Texto apresentado |
Penúltima flor do lácio

Sempre acho estranho que um colunista formado em engenharia e direito se meta a falar de língua, mas nesse caso dou o braço a torcer porque o texto é bom a vale a reprodução (desautorizada, claro, se a Folha não gostar é só me avisar que eu tiro do ar o texto, mas como tem muito texto desse jornal sendo republicado em blogues por aí, acho que não corro esse risco). Só uma correção. Acho enganoso o título ‘penúltima flor do lácio’. O português é filho do latim (a língua do povo do Lácio, região onde fica a atual Roma, que deu origem ao império romano, atual Lazio), e o webportuguês é filho do português, o que o faz neto do latim, daí que eu acredito que o português continuaria sendo a última flor do Lácio, embora seja difícil afirmar em termos históricos qual a última língua a se desmembrar do latim vulgar, já que todas (francês, italiano, romeno, espanhol, galego, catalão, etc.) tomaram o seu rumo mais ou menos ao mesmo tempo (quando da queda do império romano). De qualquer forma, o texto é uma opinião sensata, sem aqueles alarmismos ingênuos que defendem que o webportuguês está corrompendo a língua ou a capacidade de expressão dos nossos jovens. Segue o texto.

Registros de dados armazenados |

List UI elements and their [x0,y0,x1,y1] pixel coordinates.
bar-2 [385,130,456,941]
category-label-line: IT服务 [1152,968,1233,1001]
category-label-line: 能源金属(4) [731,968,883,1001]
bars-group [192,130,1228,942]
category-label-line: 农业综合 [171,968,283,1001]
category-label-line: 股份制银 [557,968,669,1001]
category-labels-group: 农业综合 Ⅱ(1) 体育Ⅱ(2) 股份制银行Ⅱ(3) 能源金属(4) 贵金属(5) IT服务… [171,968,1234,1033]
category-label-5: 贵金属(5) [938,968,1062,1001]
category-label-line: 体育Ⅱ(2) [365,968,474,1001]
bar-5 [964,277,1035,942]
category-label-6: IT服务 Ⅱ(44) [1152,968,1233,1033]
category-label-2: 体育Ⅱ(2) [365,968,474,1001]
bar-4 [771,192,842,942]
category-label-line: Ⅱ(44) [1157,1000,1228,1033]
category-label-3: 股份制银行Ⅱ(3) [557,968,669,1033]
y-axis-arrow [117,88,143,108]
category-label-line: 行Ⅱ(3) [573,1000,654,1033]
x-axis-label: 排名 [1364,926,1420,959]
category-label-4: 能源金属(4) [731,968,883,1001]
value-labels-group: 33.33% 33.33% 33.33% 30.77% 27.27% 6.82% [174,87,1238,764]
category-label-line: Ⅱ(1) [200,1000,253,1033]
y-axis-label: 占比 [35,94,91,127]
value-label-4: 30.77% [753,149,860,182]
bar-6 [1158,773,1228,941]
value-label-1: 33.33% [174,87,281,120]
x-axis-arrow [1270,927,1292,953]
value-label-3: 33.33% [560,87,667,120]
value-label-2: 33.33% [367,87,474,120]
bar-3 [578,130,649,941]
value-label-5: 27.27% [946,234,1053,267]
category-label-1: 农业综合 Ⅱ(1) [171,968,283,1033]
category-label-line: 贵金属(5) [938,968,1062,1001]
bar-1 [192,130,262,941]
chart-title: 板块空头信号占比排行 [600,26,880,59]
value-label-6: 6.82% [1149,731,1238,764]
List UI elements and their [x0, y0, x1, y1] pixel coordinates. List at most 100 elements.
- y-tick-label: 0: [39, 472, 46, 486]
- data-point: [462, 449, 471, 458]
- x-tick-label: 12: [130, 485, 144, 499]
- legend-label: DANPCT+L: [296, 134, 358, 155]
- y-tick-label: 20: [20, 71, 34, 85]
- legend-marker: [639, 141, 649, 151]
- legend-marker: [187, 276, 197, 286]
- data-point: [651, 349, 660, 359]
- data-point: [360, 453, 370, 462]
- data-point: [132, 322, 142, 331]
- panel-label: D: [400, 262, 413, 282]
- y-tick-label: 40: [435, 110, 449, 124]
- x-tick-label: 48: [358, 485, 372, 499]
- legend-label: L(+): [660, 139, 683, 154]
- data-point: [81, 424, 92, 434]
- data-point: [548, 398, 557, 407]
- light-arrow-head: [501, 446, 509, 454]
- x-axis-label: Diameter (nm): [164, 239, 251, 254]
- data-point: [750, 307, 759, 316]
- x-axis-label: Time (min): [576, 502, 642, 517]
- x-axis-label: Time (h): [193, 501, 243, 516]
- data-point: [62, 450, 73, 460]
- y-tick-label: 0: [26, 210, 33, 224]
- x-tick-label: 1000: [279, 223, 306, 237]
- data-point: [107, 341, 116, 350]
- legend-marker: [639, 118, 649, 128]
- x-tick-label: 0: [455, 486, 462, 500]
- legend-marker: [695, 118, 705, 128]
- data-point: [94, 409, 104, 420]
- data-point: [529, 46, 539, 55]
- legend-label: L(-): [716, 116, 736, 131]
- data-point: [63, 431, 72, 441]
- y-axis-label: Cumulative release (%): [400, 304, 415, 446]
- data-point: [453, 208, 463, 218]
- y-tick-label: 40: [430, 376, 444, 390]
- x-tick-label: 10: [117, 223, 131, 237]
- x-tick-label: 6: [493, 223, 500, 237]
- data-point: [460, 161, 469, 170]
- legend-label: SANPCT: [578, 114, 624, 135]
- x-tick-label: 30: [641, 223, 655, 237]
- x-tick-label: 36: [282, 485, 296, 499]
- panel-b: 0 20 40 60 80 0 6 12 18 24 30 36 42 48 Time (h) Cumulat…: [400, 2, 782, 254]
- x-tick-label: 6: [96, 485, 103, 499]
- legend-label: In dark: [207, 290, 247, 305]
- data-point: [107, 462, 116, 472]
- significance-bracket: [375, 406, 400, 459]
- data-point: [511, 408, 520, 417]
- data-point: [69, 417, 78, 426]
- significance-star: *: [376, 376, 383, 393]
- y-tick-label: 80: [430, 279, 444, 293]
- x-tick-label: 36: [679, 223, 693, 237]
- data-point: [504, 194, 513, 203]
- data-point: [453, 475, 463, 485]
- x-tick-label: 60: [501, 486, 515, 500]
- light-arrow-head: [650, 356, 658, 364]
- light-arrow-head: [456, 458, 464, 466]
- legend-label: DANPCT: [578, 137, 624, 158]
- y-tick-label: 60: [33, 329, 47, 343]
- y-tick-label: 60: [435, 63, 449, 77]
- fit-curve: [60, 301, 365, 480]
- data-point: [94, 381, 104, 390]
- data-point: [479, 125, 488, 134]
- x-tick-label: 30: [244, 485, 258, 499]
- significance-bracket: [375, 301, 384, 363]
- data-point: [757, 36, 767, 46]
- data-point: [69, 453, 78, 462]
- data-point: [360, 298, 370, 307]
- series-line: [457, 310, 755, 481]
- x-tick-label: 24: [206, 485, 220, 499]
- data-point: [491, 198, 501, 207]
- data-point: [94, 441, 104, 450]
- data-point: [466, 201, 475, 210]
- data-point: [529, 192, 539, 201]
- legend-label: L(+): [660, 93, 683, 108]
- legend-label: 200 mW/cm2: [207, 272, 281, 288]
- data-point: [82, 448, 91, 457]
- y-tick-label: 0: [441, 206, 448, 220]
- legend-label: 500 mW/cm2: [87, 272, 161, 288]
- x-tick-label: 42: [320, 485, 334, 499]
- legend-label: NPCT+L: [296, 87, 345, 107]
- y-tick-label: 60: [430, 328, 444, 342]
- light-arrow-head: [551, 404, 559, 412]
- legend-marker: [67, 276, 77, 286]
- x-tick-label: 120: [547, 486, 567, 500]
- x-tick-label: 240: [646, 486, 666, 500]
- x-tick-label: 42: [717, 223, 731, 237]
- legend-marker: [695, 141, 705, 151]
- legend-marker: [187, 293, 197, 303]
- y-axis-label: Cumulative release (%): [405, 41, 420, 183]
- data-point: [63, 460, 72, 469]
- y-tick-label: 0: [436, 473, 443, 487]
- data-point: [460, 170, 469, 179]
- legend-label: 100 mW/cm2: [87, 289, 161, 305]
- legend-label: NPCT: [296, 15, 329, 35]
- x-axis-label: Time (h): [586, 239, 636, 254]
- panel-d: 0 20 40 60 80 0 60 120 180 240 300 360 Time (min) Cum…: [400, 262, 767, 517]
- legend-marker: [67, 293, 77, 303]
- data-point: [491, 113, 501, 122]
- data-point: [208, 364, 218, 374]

Instruções |
- A) Responda a estas perguntas com base no texto sobre o webportuguês:
(i) Em que áreas o colunista é formado?
(ii) Segundo o texto, que cidade atual fica na região do Lácio?
(iii) Qual língua o autor acredita que continuaria sendo a última flor do Lácio?
- B) Prossiga com o texto sobre o webportuguês a partir do ponto em que ele termina.

Respostas do exercício |
- A)
(i) Engenharia e direito.
(ii) Roma.
(iii) O português.

- B)
Se estivesse vivo, o poeta Olavo Bilac, um dos fundadores da Academia Brasileira de Letras, talvez sentisse forte inclinação a fazer sutil mudança no primeiro verso de seu célebre soneto “Língua portuguesa”. Em vez de “Última flor do Lácio, inculta e bela”, provavelmente ele alteraria para “Penúltima…”.

Nada mais lógico, pois agora a última “flor do Lácio”, nem sequer certamente entendida de modo pleno pelos antigos leitores de Bilac, é o português “falado” pelos jovens na internet e nas redes sociais.

São numerosos códigos, abreviaturas oficiosas, neologismos e construções gramaticais “inovadoras” que descaracterizam nosso idioma, considerado um dos mais ricos, complexos e positivamente redundantes sob o aspecto da linguística e da semiótica.

Desde os simples e já ultrapassados e-mails até o Twitter, o Facebook, o Orkut, o SMS e outros aplicativos, crianças e jovens comunicam-se com extrema agilidade e fluência, usando seus computadores, celulares e tablets.

O mais extraordinário é que, nesse “webportuguês”, privilegiando consoantes, conseguem expressar todo tipo de informação, bem como emoções e sentimentos nas suas mensagens de Natal, Dia das Mães, Dia dos Pais e até nas declarações ao primeiro amor.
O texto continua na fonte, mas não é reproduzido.